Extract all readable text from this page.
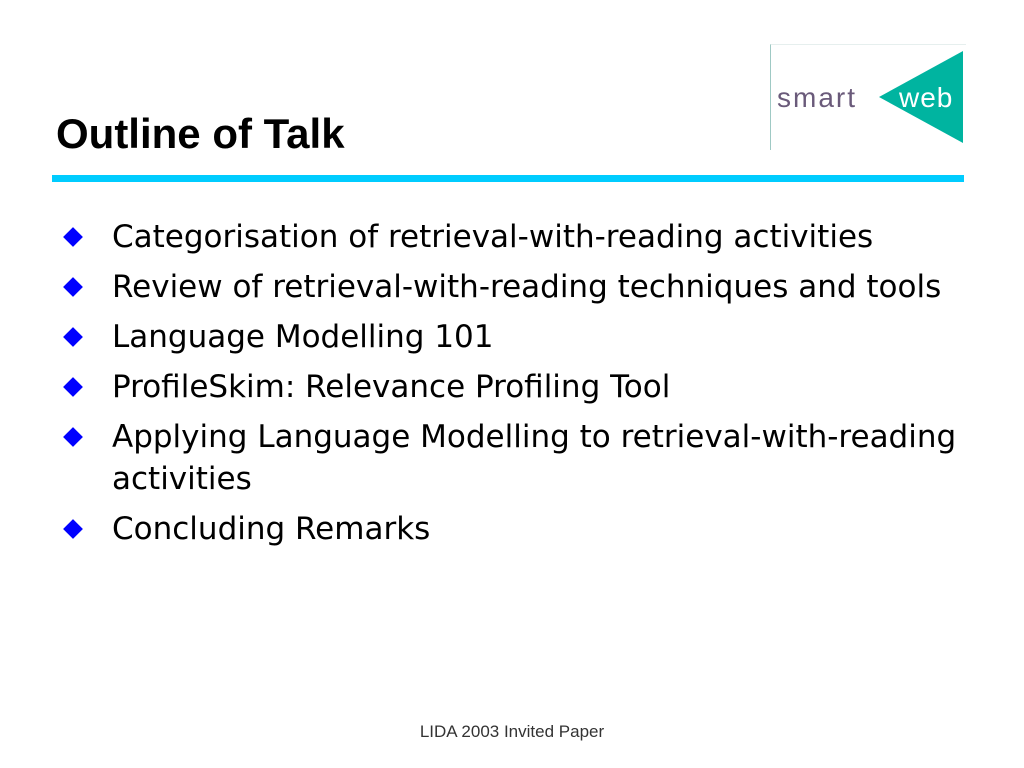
Outline of Talk
smart web
Categorisation of retrieval-with-reading activities
Review of retrieval-with-reading techniques and tools
Language Modelling 101
ProfileSkim: Relevance Profiling Tool
Applying Language Modelling to retrieval-with-reading activities
Concluding Remarks
LIDA 2003 Invited Paper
--
Copy each line of the records that contains the word "reading".

- _TASK RESULT_
Categorisation of retrieval-with-reading activities
Review of retrieval-with-reading techniques and tools
Applying Language Modelling to retrieval-with-reading activities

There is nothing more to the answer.